[Aim of the exercise] Extract from the listing each line in which the word "Partido" appears.

▬▬▬▬▬▬▬▬▬▬

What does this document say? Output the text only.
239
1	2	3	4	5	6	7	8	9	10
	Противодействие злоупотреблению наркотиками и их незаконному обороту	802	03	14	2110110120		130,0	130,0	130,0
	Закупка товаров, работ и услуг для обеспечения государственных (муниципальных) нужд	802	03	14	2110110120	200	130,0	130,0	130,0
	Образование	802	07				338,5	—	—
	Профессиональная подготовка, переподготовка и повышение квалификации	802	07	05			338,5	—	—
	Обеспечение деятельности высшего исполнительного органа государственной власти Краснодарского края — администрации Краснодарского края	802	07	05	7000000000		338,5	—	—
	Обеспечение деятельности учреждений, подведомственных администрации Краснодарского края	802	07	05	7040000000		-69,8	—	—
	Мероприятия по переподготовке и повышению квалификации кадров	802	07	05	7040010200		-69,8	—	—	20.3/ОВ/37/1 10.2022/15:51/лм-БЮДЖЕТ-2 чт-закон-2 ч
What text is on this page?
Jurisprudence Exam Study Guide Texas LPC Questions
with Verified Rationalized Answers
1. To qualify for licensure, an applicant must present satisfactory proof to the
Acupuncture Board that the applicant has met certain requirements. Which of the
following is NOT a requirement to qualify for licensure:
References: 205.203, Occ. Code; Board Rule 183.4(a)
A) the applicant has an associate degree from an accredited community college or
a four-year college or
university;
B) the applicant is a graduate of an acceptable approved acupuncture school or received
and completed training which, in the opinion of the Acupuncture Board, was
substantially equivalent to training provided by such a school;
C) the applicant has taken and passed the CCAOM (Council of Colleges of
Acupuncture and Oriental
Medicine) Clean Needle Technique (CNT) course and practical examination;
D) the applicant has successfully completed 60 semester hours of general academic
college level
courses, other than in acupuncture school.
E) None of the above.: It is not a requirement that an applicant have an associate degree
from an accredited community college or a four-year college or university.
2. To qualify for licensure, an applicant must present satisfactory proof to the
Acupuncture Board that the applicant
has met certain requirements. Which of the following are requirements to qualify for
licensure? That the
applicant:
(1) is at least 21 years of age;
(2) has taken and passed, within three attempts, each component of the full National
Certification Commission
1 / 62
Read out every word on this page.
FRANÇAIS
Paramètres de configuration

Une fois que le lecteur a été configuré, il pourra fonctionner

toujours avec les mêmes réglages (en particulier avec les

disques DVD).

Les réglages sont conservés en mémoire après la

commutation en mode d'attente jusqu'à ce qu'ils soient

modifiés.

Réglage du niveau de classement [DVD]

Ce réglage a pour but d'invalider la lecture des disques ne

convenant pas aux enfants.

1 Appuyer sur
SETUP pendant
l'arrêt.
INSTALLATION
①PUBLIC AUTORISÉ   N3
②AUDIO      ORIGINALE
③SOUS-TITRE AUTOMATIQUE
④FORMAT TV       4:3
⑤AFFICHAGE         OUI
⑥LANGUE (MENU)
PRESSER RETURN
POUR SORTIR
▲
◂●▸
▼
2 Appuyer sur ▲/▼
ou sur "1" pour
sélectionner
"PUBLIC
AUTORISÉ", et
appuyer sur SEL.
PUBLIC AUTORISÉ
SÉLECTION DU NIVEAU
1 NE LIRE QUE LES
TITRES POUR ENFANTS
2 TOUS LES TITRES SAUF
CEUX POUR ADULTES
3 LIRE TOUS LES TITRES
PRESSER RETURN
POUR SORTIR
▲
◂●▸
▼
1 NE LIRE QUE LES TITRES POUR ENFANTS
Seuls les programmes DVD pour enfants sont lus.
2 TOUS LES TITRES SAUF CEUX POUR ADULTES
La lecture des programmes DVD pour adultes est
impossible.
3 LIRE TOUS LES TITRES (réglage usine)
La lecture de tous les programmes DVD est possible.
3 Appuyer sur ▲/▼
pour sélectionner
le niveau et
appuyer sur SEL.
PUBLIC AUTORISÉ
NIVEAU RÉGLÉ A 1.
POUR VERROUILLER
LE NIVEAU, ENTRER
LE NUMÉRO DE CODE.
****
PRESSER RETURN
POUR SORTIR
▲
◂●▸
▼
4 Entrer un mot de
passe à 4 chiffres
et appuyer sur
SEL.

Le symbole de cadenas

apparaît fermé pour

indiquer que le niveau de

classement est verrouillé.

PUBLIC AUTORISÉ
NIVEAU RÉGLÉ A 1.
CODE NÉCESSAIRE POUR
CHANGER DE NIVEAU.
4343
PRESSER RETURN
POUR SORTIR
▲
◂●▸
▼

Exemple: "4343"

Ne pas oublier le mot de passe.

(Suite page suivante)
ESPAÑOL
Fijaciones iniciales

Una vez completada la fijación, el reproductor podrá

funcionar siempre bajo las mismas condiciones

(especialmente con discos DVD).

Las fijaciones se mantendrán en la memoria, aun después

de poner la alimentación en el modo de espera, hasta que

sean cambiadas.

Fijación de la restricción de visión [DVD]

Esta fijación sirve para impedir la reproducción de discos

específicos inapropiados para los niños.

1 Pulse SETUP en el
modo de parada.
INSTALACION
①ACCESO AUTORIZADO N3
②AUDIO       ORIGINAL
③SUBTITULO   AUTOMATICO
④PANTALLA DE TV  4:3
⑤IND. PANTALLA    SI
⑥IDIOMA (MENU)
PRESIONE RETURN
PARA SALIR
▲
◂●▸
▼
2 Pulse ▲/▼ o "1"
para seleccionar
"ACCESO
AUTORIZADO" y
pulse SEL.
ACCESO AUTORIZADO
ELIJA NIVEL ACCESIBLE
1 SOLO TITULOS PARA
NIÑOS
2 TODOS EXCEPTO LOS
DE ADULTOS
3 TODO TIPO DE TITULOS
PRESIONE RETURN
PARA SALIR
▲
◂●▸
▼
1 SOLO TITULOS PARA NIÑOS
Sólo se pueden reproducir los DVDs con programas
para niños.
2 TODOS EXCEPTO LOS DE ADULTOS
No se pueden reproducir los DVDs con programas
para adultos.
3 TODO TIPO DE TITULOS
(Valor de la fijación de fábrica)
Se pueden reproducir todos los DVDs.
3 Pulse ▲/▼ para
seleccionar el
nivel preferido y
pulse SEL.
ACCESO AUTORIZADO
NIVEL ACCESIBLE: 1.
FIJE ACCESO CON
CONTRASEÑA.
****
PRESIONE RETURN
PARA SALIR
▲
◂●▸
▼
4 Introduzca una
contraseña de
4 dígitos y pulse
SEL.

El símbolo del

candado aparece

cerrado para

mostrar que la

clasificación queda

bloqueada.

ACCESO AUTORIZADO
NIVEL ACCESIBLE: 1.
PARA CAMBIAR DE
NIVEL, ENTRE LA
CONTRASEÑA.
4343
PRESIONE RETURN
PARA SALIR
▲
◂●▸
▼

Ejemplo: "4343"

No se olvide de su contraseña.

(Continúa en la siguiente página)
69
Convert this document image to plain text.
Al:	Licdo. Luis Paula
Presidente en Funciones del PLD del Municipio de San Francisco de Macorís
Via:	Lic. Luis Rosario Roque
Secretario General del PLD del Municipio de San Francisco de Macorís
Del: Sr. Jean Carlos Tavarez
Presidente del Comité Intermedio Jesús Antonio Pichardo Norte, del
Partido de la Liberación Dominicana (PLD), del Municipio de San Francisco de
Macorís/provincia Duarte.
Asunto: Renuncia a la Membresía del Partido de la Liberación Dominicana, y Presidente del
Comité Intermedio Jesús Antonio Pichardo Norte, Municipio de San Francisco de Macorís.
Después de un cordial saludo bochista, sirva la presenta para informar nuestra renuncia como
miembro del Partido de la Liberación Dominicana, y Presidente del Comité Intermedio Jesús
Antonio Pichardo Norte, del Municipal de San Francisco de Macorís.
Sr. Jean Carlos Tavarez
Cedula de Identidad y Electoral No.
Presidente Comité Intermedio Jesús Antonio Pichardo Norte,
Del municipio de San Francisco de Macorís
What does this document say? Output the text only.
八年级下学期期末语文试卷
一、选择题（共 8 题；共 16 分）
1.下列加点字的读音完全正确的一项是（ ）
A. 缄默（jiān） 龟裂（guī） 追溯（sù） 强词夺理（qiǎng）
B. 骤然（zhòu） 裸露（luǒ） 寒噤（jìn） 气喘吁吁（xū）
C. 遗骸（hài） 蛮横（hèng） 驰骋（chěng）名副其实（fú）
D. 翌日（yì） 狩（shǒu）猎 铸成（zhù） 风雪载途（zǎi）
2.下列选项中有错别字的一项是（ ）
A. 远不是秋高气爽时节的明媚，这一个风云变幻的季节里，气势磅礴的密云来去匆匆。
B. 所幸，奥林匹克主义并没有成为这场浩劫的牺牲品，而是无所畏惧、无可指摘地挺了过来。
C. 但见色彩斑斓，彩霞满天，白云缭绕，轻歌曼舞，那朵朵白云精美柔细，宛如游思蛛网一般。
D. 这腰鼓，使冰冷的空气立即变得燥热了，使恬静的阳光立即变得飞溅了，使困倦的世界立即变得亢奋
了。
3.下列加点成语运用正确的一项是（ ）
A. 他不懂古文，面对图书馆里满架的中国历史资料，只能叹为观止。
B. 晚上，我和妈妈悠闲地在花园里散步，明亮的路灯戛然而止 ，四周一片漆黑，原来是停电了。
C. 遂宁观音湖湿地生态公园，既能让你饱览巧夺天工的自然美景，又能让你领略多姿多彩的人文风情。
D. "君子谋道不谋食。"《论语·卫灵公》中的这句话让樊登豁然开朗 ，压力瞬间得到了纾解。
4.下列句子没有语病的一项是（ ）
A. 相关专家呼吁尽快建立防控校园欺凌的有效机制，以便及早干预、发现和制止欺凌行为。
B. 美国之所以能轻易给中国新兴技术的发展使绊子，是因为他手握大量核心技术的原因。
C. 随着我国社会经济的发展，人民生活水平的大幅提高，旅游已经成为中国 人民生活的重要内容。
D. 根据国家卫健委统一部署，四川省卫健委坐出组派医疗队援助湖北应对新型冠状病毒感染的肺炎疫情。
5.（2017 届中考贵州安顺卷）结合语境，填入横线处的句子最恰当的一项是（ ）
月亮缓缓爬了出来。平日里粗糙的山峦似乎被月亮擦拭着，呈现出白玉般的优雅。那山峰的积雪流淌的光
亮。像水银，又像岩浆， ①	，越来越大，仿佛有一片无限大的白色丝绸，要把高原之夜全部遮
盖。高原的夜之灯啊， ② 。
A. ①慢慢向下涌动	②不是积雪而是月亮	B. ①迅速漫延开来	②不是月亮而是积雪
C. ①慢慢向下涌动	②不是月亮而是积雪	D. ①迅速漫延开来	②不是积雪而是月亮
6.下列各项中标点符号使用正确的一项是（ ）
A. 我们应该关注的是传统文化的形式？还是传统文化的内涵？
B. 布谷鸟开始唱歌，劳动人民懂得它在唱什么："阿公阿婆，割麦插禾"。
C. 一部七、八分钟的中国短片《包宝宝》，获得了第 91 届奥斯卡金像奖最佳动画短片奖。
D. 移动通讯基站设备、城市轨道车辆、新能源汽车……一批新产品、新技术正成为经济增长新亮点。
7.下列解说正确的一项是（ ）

▬▬▬▬▬▬▬▬▬▬

[Result]
Partido de la Liberación Dominicana (PLD), del Municipio de San Francisco de
Asunto: Renuncia a la Membresía del Partido de la Liberación Dominicana, y Presidente del
miembro del Partido de la Liberación Dominicana, y Presidente del Comité Intermedio Jesús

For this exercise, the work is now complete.